REQUIRED WORK: Check each line of the records below and collect those that include the word "content".

Some records

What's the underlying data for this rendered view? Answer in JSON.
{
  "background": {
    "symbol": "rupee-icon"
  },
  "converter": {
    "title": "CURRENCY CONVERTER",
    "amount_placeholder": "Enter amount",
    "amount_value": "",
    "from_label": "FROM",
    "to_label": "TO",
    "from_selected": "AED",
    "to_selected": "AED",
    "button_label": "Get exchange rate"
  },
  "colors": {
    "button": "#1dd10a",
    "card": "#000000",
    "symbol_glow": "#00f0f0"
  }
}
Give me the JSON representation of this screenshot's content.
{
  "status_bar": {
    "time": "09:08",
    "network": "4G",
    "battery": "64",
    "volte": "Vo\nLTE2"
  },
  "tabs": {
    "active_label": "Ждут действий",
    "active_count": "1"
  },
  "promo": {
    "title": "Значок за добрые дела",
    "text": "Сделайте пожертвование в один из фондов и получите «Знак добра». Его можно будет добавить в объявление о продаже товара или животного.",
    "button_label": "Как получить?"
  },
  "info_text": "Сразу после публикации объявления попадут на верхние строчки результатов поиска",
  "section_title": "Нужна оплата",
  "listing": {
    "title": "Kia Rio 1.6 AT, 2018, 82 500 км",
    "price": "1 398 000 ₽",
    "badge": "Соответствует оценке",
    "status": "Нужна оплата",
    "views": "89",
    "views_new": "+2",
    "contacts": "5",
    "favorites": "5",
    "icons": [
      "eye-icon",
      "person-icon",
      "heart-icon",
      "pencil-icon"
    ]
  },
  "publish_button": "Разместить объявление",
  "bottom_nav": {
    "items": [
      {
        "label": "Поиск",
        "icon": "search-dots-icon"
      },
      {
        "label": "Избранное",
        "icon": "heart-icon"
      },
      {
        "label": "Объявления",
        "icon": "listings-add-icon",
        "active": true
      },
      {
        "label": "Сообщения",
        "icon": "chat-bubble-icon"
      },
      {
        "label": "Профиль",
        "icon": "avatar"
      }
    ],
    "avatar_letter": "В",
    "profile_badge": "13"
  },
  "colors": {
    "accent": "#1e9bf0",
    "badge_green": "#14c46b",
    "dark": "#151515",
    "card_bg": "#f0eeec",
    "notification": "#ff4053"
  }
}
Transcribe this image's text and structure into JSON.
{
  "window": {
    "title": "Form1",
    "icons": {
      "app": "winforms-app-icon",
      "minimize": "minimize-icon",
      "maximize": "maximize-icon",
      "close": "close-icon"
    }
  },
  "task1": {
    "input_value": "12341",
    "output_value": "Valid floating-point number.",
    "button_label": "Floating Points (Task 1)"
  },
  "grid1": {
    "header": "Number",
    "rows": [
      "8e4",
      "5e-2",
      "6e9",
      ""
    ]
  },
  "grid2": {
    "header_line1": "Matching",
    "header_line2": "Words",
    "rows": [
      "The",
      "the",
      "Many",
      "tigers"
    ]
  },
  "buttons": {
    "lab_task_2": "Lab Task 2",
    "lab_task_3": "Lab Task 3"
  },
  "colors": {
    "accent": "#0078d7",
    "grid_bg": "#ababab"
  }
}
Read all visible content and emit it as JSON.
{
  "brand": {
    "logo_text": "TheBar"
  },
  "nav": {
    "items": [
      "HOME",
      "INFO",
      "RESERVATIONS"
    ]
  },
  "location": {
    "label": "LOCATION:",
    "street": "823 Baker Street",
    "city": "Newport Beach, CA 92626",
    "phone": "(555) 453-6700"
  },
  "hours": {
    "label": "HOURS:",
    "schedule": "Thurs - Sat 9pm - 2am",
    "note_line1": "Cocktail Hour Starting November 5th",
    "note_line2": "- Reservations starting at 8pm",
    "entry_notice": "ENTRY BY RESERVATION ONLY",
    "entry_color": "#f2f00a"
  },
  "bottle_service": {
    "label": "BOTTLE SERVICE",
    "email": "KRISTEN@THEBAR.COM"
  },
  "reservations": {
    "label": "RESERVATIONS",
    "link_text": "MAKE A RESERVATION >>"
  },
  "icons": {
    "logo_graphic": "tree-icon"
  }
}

ANSWER IN FULL:
Give me the JSON representation of this screenshot's content.
Read all visible content and emit it as JSON.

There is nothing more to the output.